--- Exercise inputs Enclosed Below ---

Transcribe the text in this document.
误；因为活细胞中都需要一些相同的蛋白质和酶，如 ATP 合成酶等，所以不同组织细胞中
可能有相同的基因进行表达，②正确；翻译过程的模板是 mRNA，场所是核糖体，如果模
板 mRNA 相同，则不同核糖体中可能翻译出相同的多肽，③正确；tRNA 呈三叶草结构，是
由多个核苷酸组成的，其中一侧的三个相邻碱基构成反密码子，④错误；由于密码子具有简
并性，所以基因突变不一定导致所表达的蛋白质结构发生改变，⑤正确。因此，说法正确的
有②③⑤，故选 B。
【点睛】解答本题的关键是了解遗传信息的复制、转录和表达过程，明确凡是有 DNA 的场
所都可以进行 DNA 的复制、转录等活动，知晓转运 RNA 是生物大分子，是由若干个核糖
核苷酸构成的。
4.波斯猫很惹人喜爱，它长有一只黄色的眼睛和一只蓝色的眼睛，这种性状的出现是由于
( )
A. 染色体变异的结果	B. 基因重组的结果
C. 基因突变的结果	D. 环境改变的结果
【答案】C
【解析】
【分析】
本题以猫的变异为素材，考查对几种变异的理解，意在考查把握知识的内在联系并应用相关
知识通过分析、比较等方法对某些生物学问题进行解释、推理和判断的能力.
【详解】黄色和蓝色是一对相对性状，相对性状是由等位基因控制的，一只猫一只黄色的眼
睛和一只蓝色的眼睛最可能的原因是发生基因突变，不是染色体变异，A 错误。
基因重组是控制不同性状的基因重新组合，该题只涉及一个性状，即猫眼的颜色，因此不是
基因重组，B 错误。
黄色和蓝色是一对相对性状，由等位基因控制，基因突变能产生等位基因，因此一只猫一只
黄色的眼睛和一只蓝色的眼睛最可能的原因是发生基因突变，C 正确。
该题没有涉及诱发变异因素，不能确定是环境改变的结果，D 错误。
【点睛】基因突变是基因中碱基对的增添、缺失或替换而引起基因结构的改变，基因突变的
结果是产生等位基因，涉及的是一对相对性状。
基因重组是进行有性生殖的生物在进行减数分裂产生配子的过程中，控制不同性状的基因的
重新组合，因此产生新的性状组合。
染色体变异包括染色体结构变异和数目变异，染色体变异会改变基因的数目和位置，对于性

--- End of Enclosed Exercise inputs ---

## [Activity]
Give back the whole listing, word for word.

## [Answer below]
Transcribe the text in this document.
误；因为活细胞中都需要一些相同的蛋白质和酶，如 ATP 合成酶等，所以不同组织细胞中
可能有相同的基因进行表达，②正确；翻译过程的模板是 mRNA，场所是核糖体，如果模
板 mRNA 相同，则不同核糖体中可能翻译出相同的多肽，③正确；tRNA 呈三叶草结构，是
由多个核苷酸组成的，其中一侧的三个相邻碱基构成反密码子，④错误；由于密码子具有简
并性，所以基因突变不一定导致所表达的蛋白质结构发生改变，⑤正确。因此，说法正确的
有②③⑤，故选 B。
【点睛】解答本题的关键是了解遗传信息的复制、转录和表达过程，明确凡是有 DNA 的场
所都可以进行 DNA 的复制、转录等活动，知晓转运 RNA 是生物大分子，是由若干个核糖
核苷酸构成的。
4.波斯猫很惹人喜爱，它长有一只黄色的眼睛和一只蓝色的眼睛，这种性状的出现是由于
( )
A. 染色体变异的结果	B. 基因重组的结果
C. 基因突变的结果	D. 环境改变的结果
【答案】C
【解析】
【分析】
本题以猫的变异为素材，考查对几种变异的理解，意在考查把握知识的内在联系并应用相关
知识通过分析、比较等方法对某些生物学问题进行解释、推理和判断的能力.
【详解】黄色和蓝色是一对相对性状，相对性状是由等位基因控制的，一只猫一只黄色的眼
睛和一只蓝色的眼睛最可能的原因是发生基因突变，不是染色体变异，A 错误。
基因重组是控制不同性状的基因重新组合，该题只涉及一个性状，即猫眼的颜色，因此不是
基因重组，B 错误。
黄色和蓝色是一对相对性状，由等位基因控制，基因突变能产生等位基因，因此一只猫一只
黄色的眼睛和一只蓝色的眼睛最可能的原因是发生基因突变，C 正确。
该题没有涉及诱发变异因素，不能确定是环境改变的结果，D 错误。
【点睛】基因突变是基因中碱基对的增添、缺失或替换而引起基因结构的改变，基因突变的
结果是产生等位基因，涉及的是一对相对性状。
基因重组是进行有性生殖的生物在进行减数分裂产生配子的过程中，控制不同性状的基因的
重新组合，因此产生新的性状组合。
染色体变异包括染色体结构变异和数目变异，染色体变异会改变基因的数目和位置，对于性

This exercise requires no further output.